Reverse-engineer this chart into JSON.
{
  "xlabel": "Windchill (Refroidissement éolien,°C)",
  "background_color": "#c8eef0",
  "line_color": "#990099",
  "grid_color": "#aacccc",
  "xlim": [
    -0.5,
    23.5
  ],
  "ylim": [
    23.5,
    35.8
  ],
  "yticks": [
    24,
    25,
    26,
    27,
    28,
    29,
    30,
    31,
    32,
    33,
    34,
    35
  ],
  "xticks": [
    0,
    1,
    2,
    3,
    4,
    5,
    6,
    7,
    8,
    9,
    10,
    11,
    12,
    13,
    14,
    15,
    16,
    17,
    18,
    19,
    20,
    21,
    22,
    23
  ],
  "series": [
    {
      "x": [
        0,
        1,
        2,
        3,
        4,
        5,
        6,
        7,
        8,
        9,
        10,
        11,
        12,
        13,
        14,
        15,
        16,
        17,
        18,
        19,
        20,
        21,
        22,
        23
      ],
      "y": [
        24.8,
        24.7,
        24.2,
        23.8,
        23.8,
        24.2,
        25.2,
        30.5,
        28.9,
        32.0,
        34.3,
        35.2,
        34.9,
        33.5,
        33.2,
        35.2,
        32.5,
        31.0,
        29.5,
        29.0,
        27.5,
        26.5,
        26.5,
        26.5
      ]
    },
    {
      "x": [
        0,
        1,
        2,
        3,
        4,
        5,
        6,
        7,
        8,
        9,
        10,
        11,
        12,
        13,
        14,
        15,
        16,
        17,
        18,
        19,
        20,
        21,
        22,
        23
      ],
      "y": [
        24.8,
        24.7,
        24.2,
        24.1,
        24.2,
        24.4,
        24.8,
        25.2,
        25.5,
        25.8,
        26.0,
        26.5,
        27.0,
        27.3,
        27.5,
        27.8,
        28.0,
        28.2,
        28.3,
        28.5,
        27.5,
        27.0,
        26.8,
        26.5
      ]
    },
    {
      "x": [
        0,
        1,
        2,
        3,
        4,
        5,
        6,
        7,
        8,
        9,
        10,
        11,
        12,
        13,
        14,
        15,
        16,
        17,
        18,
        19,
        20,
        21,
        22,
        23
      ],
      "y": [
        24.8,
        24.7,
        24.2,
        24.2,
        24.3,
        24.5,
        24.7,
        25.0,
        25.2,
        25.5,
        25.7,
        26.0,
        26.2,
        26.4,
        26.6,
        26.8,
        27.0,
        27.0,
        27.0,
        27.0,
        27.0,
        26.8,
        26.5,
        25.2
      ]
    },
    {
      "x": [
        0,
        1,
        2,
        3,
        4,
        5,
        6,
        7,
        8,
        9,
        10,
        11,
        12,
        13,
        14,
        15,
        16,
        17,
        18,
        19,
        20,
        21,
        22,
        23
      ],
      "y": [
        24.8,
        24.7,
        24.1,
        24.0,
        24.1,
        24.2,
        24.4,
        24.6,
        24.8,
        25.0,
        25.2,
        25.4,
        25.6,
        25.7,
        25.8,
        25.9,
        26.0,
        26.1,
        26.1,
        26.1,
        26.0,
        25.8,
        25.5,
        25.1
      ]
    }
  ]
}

*****

The task: Reproduce every line of the material above exactly.

Exercise response:
Reverse-engineer this chart into JSON.
{
  "xlabel": "Windchill (Refroidissement éolien,°C)",
  "background_color": "#c8eef0",
  "line_color": "#990099",
  "grid_color": "#aacccc",
  "xlim": [
    -0.5,
    23.5
  ],
  "ylim": [
    23.5,
    35.8
  ],
  "yticks": [
    24,
    25,
    26,
    27,
    28,
    29,
    30,
    31,
    32,
    33,
    34,
    35
  ],
  "xticks": [
    0,
    1,
    2,
    3,
    4,
    5,
    6,
    7,
    8,
    9,
    10,
    11,
    12,
    13,
    14,
    15,
    16,
    17,
    18,
    19,
    20,
    21,
    22,
    23
  ],
  "series": [
    {
      "x": [
        0,
        1,
        2,
        3,
        4,
        5,
        6,
        7,
        8,
        9,
        10,
        11,
        12,
        13,
        14,
        15,
        16,
        17,
        18,
        19,
        20,
        21,
        22,
        23
      ],
      "y": [
        24.8,
        24.7,
        24.2,
        23.8,
        23.8,
        24.2,
        25.2,
        30.5,
        28.9,
        32.0,
        34.3,
        35.2,
        34.9,
        33.5,
        33.2,
        35.2,
        32.5,
        31.0,
        29.5,
        29.0,
        27.5,
        26.5,
        26.5,
        26.5
      ]
    },
    {
      "x": [
        0,
        1,
        2,
        3,
        4,
        5,
        6,
        7,
        8,
        9,
        10,
        11,
        12,
        13,
        14,
        15,
        16,
        17,
        18,
        19,
        20,
        21,
        22,
        23
      ],
      "y": [
        24.8,
        24.7,
        24.2,
        24.1,
        24.2,
        24.4,
        24.8,
        25.2,
        25.5,
        25.8,
        26.0,
        26.5,
        27.0,
        27.3,
        27.5,
        27.8,
        28.0,
        28.2,
        28.3,
        28.5,
        27.5,
        27.0,
        26.8,
        26.5
      ]
    },
    {
      "x": [
        0,
        1,
        2,
        3,
        4,
        5,
        6,
        7,
        8,
        9,
        10,
        11,
        12,
        13,
        14,
        15,
        16,
        17,
        18,
        19,
        20,
        21,
        22,
        23
      ],
      "y": [
        24.8,
        24.7,
        24.2,
        24.2,
        24.3,
        24.5,
        24.7,
        25.0,
        25.2,
        25.5,
        25.7,
        26.0,
        26.2,
        26.4,
        26.6,
        26.8,
        27.0,
        27.0,
        27.0,
        27.0,
        27.0,
        26.8,
        26.5,
        25.2
      ]
    },
    {
      "x": [
        0,
        1,
        2,
        3,
        4,
        5,
        6,
        7,
        8,
        9,
        10,
        11,
        12,
        13,
        14,
        15,
        16,
        17,
        18,
        19,
        20,
        21,
        22,
        23
      ],
      "y": [
        24.8,
        24.7,
        24.1,
        24.0,
        24.1,
        24.2,
        24.4,
        24.6,
        24.8,
        25.0,
        25.2,
        25.4,
        25.6,
        25.7,
        25.8,
        25.9,
        26.0,
        26.1,
        26.1,
        26.1,
        26.0,
        25.8,
        25.5,
        25.1
      ]
    }
  ]
}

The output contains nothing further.